## Data section
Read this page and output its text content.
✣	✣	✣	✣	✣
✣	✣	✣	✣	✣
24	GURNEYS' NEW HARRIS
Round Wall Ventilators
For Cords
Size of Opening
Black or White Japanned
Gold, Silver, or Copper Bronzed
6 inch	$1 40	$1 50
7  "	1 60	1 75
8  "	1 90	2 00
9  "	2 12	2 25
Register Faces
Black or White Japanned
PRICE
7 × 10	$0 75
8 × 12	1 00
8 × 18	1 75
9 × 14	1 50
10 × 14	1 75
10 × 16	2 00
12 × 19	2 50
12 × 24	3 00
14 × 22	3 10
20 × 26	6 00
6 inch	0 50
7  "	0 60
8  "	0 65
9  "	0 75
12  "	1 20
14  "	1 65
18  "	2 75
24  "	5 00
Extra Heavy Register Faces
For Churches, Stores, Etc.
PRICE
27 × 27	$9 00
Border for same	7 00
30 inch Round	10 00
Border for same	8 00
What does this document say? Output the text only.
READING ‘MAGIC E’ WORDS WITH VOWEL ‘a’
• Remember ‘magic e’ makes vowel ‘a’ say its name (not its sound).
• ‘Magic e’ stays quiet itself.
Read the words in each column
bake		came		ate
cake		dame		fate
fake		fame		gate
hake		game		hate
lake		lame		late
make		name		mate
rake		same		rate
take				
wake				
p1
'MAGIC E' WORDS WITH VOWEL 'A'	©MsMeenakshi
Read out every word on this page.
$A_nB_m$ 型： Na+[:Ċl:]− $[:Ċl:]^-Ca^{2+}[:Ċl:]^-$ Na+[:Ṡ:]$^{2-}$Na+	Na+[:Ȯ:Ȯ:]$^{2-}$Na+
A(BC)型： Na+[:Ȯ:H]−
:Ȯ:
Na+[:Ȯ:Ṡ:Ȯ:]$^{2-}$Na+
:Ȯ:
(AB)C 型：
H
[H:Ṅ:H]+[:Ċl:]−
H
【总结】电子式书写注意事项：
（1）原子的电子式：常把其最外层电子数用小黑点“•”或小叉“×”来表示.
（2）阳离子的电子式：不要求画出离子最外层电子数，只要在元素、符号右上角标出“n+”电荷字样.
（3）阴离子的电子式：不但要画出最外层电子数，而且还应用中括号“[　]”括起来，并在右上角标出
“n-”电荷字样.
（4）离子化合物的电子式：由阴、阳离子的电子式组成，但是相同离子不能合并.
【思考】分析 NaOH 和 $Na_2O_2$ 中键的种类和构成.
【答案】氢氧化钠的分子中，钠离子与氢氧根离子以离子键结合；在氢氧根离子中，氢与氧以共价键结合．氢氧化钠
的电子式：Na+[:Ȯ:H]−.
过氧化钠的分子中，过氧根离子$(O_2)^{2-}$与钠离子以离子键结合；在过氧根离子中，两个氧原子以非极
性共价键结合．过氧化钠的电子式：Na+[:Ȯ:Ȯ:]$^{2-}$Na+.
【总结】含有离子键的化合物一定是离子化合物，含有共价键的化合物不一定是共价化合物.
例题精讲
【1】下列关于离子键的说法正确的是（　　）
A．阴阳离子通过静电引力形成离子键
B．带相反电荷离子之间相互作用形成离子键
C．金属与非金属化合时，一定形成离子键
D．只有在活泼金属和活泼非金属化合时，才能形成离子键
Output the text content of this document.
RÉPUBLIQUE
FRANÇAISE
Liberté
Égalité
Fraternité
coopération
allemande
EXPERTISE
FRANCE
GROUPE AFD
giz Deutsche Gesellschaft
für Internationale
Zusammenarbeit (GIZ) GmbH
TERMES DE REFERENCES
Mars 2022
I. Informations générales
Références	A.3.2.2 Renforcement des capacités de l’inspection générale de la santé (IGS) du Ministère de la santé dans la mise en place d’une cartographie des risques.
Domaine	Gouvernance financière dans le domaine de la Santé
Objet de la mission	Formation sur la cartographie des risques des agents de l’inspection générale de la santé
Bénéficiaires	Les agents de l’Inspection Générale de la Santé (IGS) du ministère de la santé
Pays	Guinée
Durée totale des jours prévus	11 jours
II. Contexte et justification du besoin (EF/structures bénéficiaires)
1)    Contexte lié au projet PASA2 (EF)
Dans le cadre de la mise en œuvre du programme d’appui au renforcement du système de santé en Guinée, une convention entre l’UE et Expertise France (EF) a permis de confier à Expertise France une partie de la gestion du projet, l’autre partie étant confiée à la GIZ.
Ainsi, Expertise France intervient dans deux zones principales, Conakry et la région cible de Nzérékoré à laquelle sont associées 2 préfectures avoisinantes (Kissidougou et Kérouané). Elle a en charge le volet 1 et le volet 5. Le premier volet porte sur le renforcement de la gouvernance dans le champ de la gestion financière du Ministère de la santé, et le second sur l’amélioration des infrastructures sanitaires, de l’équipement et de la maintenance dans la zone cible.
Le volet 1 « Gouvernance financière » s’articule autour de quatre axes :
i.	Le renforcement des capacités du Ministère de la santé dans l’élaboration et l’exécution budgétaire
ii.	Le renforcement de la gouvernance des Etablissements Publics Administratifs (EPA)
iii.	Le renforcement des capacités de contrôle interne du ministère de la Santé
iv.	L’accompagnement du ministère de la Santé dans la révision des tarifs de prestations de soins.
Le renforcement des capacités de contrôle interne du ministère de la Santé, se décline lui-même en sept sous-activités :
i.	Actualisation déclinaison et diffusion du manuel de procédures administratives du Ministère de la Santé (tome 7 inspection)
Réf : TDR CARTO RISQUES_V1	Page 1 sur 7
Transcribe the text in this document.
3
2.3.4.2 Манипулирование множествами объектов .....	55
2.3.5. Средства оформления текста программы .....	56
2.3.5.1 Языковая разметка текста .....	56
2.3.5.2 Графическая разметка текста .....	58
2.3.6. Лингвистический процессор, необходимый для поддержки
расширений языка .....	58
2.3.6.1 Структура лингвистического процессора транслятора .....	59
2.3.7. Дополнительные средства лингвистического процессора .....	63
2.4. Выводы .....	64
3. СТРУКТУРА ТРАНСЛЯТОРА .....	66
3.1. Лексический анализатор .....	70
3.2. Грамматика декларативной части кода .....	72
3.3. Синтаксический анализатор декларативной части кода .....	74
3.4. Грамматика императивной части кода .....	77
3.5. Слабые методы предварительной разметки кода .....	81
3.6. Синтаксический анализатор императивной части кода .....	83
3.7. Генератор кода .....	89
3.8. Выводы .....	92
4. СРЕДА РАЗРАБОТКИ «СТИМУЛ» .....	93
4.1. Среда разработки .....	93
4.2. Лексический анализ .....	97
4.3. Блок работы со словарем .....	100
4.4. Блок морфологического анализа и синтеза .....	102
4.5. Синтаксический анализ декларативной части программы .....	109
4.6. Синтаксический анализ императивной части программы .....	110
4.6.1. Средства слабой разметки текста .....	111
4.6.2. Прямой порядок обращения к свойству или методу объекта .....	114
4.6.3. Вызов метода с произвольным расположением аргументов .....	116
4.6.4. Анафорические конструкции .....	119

## Do this
Return, from the data, each line that has the word "Round" in it.

## Answer in full
Round Wall Ventilators
30 inch Round	10 00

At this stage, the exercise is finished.